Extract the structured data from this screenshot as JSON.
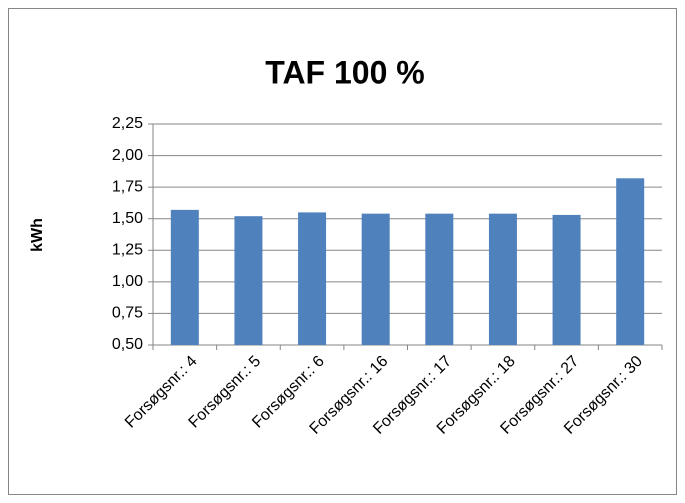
{
  "chart_data": {
    "type": "bar",
    "title": "TAF 100 %",
    "y_label": "kWh",
    "categories": [
      "Forsøgsnr.: 4",
      "Forsøgsnr.: 5",
      "Forsøgsnr.: 6",
      "Forsøgsnr.: 16",
      "Forsøgsnr.: 17",
      "Forsøgsnr.: 18",
      "Forsøgsnr.: 27",
      "Forsøgsnr.: 30"
    ],
    "values": [
      1.57,
      1.52,
      1.55,
      1.54,
      1.54,
      1.54,
      1.53,
      1.82
    ],
    "color": "#4f81bd",
    "ylim": [
      0.5,
      2.25
    ],
    "yticks": [
      {
        "value": 0.5,
        "label": "0,50"
      },
      {
        "value": 0.75,
        "label": "0,75"
      },
      {
        "value": 1.0,
        "label": "1,00"
      },
      {
        "value": 1.25,
        "label": "1,25"
      },
      {
        "value": 1.5,
        "label": "1,50"
      },
      {
        "value": 1.75,
        "label": "1,75"
      },
      {
        "value": 2.0,
        "label": "2,00"
      },
      {
        "value": 2.25,
        "label": "2,25"
      }
    ],
    "grid": true
  }
}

##############################

▸ WHAT IS BEING ASKED
Give all the lines above again, character for character, without pictures.

▸ OUTPUT BELOW
Extract the structured data from this screenshot as JSON.
{
  "chart_data": {
    "type": "bar",
    "title": "TAF 100 %",
    "y_label": "kWh",
    "categories": [
      "Forsøgsnr.: 4",
      "Forsøgsnr.: 5",
      "Forsøgsnr.: 6",
      "Forsøgsnr.: 16",
      "Forsøgsnr.: 17",
      "Forsøgsnr.: 18",
      "Forsøgsnr.: 27",
      "Forsøgsnr.: 30"
    ],
    "values": [
      1.57,
      1.52,
      1.55,
      1.54,
      1.54,
      1.54,
      1.53,
      1.82
    ],
    "color": "#4f81bd",
    "ylim": [
      0.5,
      2.25
    ],
    "yticks": [
      {
        "value": 0.5,
        "label": "0,50"
      },
      {
        "value": 0.75,
        "label": "0,75"
      },
      {
        "value": 1.0,
        "label": "1,00"
      },
      {
        "value": 1.25,
        "label": "1,25"
      },
      {
        "value": 1.5,
        "label": "1,50"
      },
      {
        "value": 1.75,
        "label": "1,75"
      },
      {
        "value": 2.0,
        "label": "2,00"
      },
      {
        "value": 2.25,
        "label": "2,25"
      }
    ],
    "grid": true
  }
}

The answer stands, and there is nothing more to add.